(Figure record listings)
>> Start

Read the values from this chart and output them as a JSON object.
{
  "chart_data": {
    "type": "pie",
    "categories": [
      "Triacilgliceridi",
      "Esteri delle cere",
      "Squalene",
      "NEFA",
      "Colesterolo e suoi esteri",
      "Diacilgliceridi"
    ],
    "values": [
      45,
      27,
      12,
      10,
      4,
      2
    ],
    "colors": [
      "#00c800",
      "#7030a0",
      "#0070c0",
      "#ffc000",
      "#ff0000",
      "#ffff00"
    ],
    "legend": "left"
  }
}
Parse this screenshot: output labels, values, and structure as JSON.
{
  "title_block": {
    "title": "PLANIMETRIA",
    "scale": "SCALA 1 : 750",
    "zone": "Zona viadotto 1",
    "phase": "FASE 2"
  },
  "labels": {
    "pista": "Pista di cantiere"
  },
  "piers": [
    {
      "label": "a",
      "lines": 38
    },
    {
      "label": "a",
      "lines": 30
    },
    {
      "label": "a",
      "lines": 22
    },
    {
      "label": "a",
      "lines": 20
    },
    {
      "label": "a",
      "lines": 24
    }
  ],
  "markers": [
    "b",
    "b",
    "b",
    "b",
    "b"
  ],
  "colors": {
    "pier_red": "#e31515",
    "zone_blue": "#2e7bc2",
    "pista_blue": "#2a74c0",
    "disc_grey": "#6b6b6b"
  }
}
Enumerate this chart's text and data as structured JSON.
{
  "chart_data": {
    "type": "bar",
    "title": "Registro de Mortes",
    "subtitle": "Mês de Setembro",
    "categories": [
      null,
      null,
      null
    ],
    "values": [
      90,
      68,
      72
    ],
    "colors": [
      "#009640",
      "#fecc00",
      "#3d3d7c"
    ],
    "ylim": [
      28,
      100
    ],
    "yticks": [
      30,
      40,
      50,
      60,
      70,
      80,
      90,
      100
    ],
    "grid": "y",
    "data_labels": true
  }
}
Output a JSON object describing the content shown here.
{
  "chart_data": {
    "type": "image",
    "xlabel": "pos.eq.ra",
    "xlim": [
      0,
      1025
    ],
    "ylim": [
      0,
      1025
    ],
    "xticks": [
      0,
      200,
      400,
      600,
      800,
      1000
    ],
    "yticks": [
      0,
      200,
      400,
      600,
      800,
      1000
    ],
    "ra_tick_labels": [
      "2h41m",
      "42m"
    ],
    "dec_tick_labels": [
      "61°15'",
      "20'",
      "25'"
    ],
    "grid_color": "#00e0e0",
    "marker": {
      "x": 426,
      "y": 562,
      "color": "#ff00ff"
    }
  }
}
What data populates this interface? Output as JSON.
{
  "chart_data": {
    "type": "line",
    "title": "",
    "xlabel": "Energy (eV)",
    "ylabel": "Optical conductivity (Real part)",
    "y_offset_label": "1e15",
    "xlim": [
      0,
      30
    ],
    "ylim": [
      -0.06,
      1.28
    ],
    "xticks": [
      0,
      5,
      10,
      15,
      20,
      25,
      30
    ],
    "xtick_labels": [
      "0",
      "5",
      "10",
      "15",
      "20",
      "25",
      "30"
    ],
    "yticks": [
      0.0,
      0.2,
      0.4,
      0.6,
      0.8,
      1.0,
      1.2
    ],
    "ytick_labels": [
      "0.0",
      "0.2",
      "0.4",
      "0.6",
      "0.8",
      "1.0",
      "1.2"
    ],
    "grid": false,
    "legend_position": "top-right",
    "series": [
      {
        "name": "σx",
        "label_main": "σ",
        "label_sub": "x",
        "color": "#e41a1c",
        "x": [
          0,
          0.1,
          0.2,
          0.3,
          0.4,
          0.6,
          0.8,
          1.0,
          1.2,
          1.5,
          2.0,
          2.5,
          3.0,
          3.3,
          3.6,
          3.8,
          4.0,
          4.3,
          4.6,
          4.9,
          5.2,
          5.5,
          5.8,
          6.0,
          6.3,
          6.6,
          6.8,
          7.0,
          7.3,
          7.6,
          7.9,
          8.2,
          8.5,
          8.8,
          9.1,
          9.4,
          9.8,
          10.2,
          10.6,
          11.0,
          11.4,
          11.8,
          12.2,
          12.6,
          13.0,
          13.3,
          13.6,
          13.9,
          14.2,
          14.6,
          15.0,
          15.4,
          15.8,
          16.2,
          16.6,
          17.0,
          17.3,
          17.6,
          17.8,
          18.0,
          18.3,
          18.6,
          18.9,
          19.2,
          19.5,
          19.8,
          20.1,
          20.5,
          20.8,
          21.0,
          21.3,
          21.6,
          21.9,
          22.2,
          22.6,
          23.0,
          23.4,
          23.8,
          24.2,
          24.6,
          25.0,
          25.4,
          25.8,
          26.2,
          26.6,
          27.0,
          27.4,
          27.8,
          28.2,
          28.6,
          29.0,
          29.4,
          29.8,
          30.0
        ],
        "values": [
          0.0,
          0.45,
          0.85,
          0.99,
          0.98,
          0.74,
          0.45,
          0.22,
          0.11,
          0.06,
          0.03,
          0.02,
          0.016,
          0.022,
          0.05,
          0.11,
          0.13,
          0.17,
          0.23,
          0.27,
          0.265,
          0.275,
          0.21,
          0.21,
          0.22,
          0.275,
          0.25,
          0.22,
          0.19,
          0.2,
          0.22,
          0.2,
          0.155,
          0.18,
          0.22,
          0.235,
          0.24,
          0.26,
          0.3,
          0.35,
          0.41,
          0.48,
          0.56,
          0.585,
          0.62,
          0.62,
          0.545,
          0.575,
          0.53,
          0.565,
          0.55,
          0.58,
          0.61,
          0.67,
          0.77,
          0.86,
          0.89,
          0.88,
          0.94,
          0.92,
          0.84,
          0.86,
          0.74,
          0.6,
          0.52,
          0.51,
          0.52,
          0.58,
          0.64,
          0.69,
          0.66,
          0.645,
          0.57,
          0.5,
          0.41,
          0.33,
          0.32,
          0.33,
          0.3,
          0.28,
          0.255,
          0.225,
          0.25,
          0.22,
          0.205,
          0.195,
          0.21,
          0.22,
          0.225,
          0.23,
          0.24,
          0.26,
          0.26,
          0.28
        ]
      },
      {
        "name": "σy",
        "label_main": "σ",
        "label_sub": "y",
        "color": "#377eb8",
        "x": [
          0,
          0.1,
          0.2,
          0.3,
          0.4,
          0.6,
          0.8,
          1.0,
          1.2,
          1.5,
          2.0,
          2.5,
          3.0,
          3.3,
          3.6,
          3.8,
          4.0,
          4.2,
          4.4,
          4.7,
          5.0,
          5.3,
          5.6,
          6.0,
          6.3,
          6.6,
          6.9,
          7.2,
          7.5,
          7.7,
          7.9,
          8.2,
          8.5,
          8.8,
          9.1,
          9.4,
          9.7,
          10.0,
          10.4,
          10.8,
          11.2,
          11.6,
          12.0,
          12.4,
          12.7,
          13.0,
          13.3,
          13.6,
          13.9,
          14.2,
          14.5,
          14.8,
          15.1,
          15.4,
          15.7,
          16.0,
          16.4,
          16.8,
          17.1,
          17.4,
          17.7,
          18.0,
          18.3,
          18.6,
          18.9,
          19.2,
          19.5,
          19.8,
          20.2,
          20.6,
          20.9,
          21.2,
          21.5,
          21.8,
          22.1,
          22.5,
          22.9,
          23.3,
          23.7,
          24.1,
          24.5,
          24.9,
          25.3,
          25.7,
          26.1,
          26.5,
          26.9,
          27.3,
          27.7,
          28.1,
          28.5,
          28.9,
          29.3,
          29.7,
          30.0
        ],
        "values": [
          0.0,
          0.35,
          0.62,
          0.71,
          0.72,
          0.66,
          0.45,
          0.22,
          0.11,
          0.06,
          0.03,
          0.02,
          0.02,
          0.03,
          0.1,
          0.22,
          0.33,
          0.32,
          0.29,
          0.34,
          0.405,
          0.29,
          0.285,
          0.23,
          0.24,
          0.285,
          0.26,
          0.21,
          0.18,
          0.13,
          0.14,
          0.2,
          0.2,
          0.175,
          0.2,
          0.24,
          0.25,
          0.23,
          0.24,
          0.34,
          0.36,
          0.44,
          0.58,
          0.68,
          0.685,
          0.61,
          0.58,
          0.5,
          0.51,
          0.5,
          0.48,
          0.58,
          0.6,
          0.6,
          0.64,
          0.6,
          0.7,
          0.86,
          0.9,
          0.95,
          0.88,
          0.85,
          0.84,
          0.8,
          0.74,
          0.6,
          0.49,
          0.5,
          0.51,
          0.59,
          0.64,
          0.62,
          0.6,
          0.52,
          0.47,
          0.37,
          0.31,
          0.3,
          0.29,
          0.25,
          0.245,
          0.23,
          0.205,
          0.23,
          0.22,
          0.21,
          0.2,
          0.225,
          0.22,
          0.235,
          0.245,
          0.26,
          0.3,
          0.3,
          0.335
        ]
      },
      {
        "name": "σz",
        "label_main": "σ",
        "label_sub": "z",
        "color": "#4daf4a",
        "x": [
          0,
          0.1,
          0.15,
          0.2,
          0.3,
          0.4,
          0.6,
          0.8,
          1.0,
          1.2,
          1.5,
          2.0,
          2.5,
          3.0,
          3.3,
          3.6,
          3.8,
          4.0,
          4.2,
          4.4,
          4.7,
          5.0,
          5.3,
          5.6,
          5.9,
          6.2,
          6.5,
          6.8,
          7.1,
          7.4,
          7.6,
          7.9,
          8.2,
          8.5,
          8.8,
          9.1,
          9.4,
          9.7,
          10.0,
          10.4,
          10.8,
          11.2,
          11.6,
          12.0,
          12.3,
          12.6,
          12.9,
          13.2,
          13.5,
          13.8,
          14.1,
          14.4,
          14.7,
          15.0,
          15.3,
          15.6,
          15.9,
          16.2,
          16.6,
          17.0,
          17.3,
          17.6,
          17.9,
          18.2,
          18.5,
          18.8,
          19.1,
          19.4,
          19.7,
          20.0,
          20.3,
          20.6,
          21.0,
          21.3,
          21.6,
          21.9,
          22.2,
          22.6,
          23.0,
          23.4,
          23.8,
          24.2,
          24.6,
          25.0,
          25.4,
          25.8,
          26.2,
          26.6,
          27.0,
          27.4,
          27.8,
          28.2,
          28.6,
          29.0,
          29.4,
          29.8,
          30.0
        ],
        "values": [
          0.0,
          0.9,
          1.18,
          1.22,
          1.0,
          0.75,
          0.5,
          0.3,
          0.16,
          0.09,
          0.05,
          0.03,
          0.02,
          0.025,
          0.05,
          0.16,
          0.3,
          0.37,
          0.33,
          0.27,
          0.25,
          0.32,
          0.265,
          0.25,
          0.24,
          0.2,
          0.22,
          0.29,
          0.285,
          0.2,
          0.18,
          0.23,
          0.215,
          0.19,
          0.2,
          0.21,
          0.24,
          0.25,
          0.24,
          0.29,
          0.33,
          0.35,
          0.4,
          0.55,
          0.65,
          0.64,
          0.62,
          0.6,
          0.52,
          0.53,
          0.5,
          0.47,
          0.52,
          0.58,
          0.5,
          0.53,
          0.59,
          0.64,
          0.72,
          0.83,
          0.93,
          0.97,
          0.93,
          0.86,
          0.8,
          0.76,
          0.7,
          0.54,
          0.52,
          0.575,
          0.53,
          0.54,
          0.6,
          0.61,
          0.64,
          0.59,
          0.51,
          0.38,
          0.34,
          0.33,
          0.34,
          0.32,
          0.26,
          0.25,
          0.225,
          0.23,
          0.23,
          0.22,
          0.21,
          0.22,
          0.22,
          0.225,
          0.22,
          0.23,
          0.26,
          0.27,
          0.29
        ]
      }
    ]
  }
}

>> End

What you will do
Within the data above, pick out all lines holding the word "object".

Task output
Read the values from this chart and output them as a JSON object.
Output a JSON object describing the content shown here.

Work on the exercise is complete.